What you have to do -> Tell how many lines in the data below hold the string "OLTV"; give nothing but the number.

Records to use ->
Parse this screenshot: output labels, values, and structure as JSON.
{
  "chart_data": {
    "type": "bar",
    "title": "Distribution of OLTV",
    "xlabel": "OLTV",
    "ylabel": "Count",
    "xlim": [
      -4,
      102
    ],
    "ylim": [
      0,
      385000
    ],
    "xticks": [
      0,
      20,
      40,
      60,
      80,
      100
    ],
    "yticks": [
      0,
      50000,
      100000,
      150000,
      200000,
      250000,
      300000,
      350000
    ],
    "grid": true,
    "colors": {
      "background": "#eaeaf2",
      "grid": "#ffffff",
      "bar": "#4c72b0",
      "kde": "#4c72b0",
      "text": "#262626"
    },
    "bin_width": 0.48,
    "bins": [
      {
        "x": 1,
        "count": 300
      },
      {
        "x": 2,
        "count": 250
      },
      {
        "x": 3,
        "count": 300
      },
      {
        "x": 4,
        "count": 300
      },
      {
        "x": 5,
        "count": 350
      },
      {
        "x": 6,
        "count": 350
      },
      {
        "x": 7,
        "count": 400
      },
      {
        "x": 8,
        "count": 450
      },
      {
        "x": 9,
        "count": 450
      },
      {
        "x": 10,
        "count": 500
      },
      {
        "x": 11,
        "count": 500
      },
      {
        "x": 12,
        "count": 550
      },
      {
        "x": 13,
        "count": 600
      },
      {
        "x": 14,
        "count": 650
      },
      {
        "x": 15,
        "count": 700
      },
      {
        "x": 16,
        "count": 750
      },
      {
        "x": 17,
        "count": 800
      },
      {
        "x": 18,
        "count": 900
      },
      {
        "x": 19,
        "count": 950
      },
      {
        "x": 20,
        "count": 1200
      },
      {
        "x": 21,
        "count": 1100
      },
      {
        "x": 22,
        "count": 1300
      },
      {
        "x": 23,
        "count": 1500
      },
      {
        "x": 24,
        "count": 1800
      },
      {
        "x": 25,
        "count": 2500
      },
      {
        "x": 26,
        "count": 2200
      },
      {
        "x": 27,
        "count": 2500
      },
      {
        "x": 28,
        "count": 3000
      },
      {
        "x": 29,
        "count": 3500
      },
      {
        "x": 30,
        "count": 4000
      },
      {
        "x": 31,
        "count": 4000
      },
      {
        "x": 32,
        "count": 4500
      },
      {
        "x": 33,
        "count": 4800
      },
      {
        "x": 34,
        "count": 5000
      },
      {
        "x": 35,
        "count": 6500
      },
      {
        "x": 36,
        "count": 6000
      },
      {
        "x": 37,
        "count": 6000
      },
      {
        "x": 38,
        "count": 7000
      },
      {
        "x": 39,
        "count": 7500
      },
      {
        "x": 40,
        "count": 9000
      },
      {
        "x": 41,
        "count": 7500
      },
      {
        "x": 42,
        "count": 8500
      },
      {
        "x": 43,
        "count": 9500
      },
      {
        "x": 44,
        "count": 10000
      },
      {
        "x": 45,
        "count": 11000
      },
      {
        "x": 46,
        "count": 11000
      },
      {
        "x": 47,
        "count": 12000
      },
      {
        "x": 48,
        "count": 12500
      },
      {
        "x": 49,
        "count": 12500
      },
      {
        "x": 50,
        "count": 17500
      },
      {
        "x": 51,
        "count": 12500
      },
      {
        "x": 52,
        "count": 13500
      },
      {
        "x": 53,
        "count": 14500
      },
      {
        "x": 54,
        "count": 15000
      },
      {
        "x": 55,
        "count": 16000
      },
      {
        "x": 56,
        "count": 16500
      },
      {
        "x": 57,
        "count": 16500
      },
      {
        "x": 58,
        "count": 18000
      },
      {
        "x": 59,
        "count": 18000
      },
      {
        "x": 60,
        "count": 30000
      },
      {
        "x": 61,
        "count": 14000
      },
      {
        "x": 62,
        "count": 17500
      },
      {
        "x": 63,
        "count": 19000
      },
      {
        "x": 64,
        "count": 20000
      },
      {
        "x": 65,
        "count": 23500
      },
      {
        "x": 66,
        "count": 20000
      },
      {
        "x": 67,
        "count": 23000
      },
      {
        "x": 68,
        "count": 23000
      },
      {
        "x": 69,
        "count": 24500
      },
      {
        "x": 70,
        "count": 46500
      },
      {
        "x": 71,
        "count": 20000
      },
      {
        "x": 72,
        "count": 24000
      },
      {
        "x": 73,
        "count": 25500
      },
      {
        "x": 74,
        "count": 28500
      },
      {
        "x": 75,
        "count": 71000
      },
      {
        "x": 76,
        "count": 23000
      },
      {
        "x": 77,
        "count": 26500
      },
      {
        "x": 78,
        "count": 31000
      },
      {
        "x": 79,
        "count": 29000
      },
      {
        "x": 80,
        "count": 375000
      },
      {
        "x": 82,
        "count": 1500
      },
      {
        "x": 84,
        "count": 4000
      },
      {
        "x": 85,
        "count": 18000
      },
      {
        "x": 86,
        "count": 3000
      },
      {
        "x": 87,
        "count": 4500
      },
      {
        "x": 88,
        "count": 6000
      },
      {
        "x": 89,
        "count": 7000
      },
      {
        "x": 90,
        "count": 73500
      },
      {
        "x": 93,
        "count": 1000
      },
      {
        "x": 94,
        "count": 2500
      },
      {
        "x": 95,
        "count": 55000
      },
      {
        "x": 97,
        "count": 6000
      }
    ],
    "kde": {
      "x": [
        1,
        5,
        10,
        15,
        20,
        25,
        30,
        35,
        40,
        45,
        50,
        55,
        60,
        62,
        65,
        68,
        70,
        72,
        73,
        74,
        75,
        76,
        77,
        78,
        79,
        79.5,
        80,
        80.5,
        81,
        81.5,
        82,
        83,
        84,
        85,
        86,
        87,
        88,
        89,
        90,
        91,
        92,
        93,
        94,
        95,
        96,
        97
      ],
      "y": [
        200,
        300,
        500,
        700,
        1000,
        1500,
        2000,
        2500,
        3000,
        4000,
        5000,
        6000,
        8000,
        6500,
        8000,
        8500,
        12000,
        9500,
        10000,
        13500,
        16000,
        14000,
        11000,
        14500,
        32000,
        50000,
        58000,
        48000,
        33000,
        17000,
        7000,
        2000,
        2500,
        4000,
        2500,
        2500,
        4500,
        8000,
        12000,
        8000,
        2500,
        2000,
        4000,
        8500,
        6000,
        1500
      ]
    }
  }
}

Solution to this task -> 2